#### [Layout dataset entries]
____________________

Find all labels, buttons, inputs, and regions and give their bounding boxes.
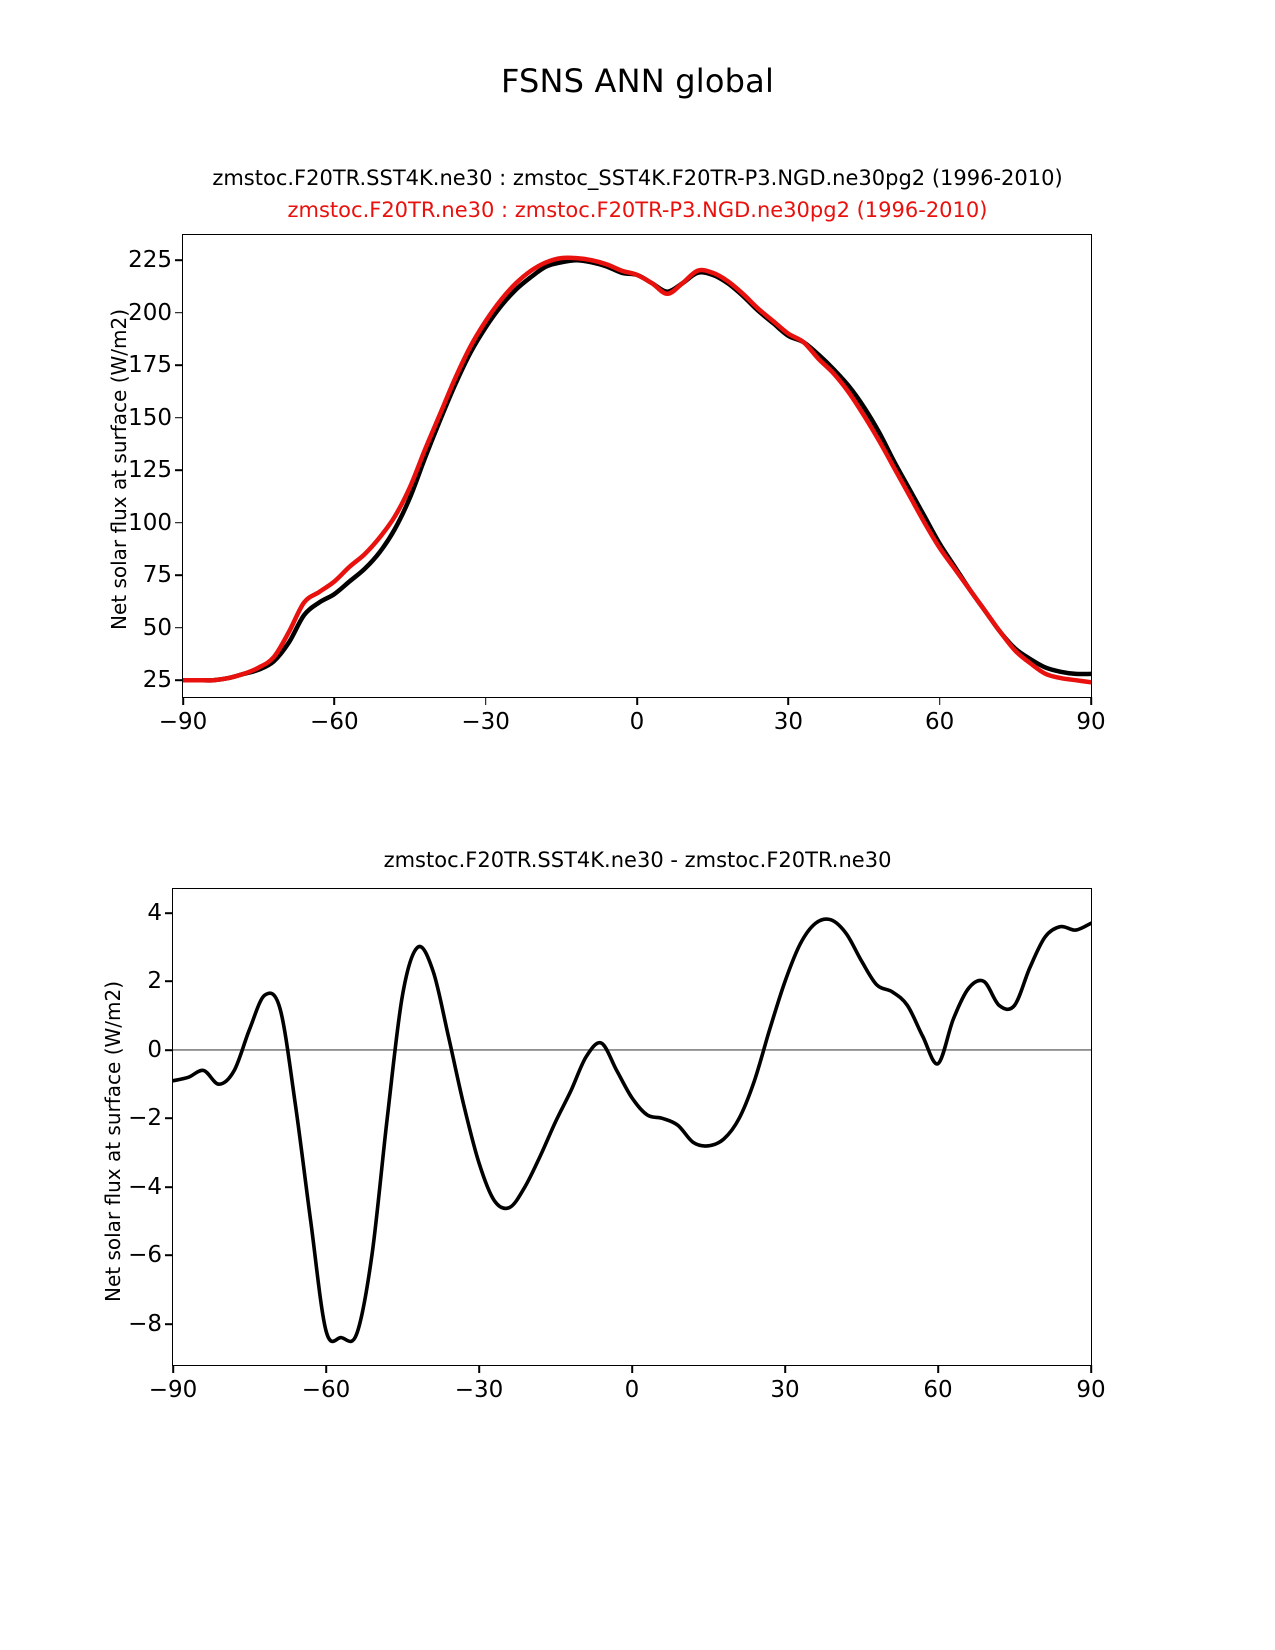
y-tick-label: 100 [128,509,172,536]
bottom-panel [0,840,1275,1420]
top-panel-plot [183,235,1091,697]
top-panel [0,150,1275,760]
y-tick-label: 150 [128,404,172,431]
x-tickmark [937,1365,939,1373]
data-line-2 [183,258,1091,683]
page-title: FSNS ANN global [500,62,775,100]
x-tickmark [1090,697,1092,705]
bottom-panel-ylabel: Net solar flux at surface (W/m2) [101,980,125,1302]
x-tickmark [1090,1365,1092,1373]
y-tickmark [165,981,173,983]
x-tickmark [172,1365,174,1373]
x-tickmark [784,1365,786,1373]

____________________

#### [Exercise brief]
Extract every line of the entries above word for word, omitting the picture.

#### [Output for this exercise]
Find all labels, buttons, inputs, and regions and give their bounding boxes.
y-tick-label: 100 [128,509,172,536]
bottom-panel [0,840,1275,1420]
top-panel-plot [183,235,1091,697]
top-panel [0,150,1275,760]
y-tick-label: 150 [128,404,172,431]
x-tickmark [937,1365,939,1373]
data-line-2 [183,258,1091,683]
page-title: FSNS ANN global [500,62,775,100]
x-tickmark [1090,697,1092,705]
bottom-panel-ylabel: Net solar flux at surface (W/m2) [101,980,125,1302]
x-tickmark [1090,1365,1092,1373]
y-tickmark [165,981,173,983]
x-tickmark [172,1365,174,1373]
x-tickmark [784,1365,786,1373]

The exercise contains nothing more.